# Exercise instructions
The entries are to be returned exactly, with images left out.

# Material for the task
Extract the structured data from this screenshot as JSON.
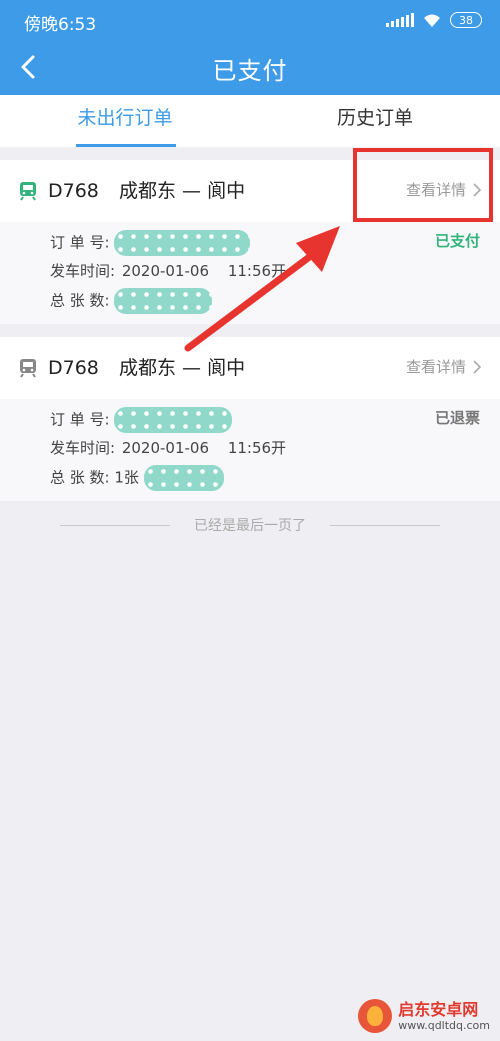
{
  "status_bar": {
    "time": "傍晚6:53",
    "battery": "38"
  },
  "header": {
    "title": "已支付"
  },
  "tabs": [
    {
      "label": "未出行订单",
      "active": true
    },
    {
      "label": "历史订单",
      "active": false
    }
  ],
  "orders": [
    {
      "train": "D768",
      "from": "成都东",
      "separator": "—",
      "to": "阆中",
      "detail_label": "查看详情",
      "order_no_label": "订 单 号:",
      "depart_label": "发车时间:",
      "depart_date": "2020-01-06",
      "depart_time": "11:56开",
      "tickets_label": "总 张 数:",
      "tickets_value": "",
      "status": "已支付"
    },
    {
      "train": "D768",
      "from": "成都东",
      "separator": "—",
      "to": "阆中",
      "detail_label": "查看详情",
      "order_no_label": "订 单 号:",
      "depart_label": "发车时间:",
      "depart_date": "2020-01-06",
      "depart_time": "11:56开",
      "tickets_label": "总 张 数:",
      "tickets_value": "1张",
      "status": "已退票"
    }
  ],
  "footer": {
    "text": "已经是最后一页了"
  },
  "watermark": {
    "name": "启东安卓网",
    "url": "www.qdltdq.com"
  },
  "colors": {
    "header_blue": "#3e9be8",
    "paid_green": "#31b37a",
    "annotation_red": "#e8342e",
    "train_icon_active": "#31b37a",
    "train_icon_inactive": "#888888"
  }
}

# Task result
Extract the structured data from this screenshot as JSON.
{
  "status_bar": {
    "time": "傍晚6:53",
    "battery": "38"
  },
  "header": {
    "title": "已支付"
  },
  "tabs": [
    {
      "label": "未出行订单",
      "active": true
    },
    {
      "label": "历史订单",
      "active": false
    }
  ],
  "orders": [
    {
      "train": "D768",
      "from": "成都东",
      "separator": "—",
      "to": "阆中",
      "detail_label": "查看详情",
      "order_no_label": "订 单 号:",
      "depart_label": "发车时间:",
      "depart_date": "2020-01-06",
      "depart_time": "11:56开",
      "tickets_label": "总 张 数:",
      "tickets_value": "",
      "status": "已支付"
    },
    {
      "train": "D768",
      "from": "成都东",
      "separator": "—",
      "to": "阆中",
      "detail_label": "查看详情",
      "order_no_label": "订 单 号:",
      "depart_label": "发车时间:",
      "depart_date": "2020-01-06",
      "depart_time": "11:56开",
      "tickets_label": "总 张 数:",
      "tickets_value": "1张",
      "status": "已退票"
    }
  ],
  "footer": {
    "text": "已经是最后一页了"
  },
  "watermark": {
    "name": "启东安卓网",
    "url": "www.qdltdq.com"
  },
  "colors": {
    "header_blue": "#3e9be8",
    "paid_green": "#31b37a",
    "annotation_red": "#e8342e",
    "train_icon_active": "#31b37a",
    "train_icon_inactive": "#888888"
  }
}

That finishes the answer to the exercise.